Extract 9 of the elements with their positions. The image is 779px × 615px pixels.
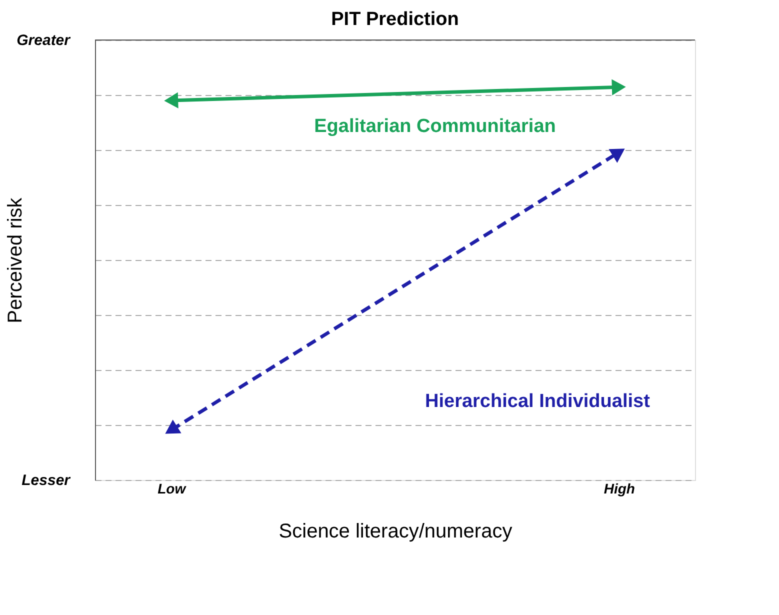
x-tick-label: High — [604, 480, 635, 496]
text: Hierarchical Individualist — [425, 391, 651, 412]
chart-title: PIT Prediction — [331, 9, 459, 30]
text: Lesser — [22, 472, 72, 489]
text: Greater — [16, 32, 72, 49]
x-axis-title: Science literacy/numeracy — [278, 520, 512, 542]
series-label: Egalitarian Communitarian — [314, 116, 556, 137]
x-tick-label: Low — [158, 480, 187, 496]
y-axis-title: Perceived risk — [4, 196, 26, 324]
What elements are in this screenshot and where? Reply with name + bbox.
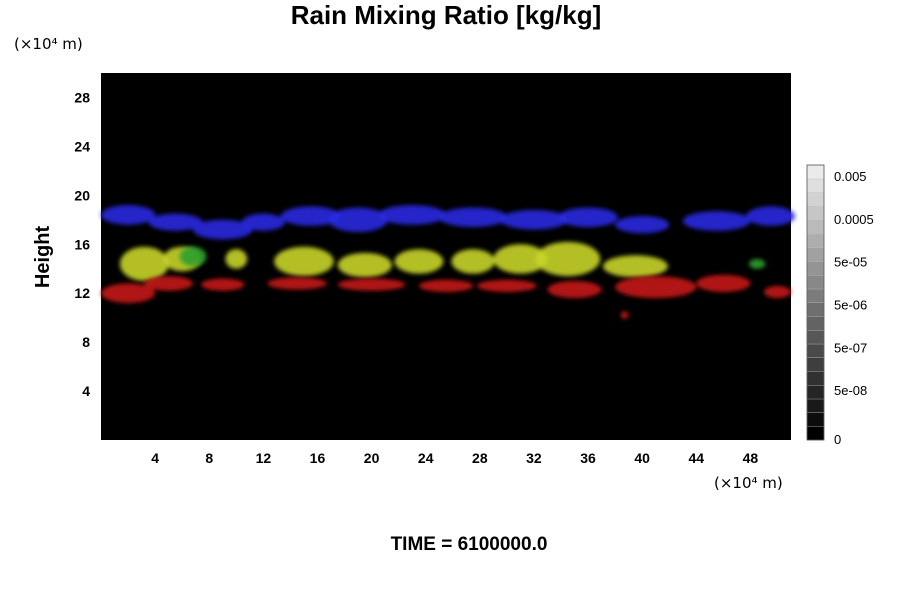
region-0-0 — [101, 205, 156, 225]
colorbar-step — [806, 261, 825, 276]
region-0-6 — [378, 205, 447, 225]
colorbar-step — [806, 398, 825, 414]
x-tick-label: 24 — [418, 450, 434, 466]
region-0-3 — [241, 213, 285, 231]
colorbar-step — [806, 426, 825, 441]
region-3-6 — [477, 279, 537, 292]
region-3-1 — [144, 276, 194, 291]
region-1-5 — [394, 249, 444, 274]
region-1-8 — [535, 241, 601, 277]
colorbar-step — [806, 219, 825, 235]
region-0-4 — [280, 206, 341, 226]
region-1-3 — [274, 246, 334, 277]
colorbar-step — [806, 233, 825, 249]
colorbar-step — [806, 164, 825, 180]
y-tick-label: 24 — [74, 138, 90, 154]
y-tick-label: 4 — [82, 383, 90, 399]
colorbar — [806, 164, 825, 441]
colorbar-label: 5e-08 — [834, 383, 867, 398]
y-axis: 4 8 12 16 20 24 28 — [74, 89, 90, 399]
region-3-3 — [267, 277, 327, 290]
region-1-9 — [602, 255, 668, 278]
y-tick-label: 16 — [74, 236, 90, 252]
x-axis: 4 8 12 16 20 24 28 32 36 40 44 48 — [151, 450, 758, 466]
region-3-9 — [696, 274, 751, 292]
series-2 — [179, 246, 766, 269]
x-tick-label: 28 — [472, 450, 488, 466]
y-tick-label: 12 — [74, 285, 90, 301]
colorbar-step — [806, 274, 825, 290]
━━━━━━━━━━
▸ **Challenge**
Could you reproduce all of the data above with "colorbar-step" renamed to "colorbar-segment" everywhere, keeping everything else unchanged and omitting the pictures?

▸ **Output for this exercise**
Extract 9 of the elements with their positions. The image is 779px × 615px pixels.
x-tick-label: High — [604, 480, 635, 496]
text: Hierarchical Individualist — [425, 391, 651, 412]
chart-title: PIT Prediction — [331, 9, 459, 30]
text: Lesser — [22, 472, 72, 489]
text: Greater — [16, 32, 72, 49]
x-axis-title: Science literacy/numeracy — [278, 520, 512, 542]
series-label: Egalitarian Communitarian — [314, 116, 556, 137]
x-tick-label: Low — [158, 480, 187, 496]
y-axis-title: Perceived risk — [4, 196, 26, 324]
What elements are in this screenshot and where? Reply with name + bbox.
region-0-0 — [101, 205, 156, 225]
colorbar-segment — [806, 261, 825, 276]
region-0-6 — [378, 205, 447, 225]
colorbar-segment — [806, 398, 825, 414]
x-tick-label: 24 — [418, 450, 434, 466]
region-0-3 — [241, 213, 285, 231]
colorbar-segment — [806, 426, 825, 441]
region-3-6 — [477, 279, 537, 292]
region-3-1 — [144, 276, 194, 291]
region-1-5 — [394, 249, 444, 274]
region-1-8 — [535, 241, 601, 277]
colorbar-segment — [806, 219, 825, 235]
region-0-4 — [280, 206, 341, 226]
region-1-3 — [274, 246, 334, 277]
colorbar-segment — [806, 233, 825, 249]
colorbar-segment — [806, 164, 825, 180]
y-tick-label: 24 — [74, 138, 90, 154]
y-tick-label: 4 — [82, 383, 90, 399]
colorbar — [806, 164, 825, 441]
colorbar-label: 5e-08 — [834, 383, 867, 398]
y-axis: 4 8 12 16 20 24 28 — [74, 89, 90, 399]
region-3-3 — [267, 277, 327, 290]
region-1-9 — [602, 255, 668, 278]
y-tick-label: 16 — [74, 236, 90, 252]
x-axis: 4 8 12 16 20 24 28 32 36 40 44 48 — [151, 450, 758, 466]
region-3-9 — [696, 274, 751, 292]
series-2 — [179, 246, 766, 269]
x-tick-label: 28 — [472, 450, 488, 466]
y-tick-label: 12 — [74, 285, 90, 301]
colorbar-segment — [806, 274, 825, 290]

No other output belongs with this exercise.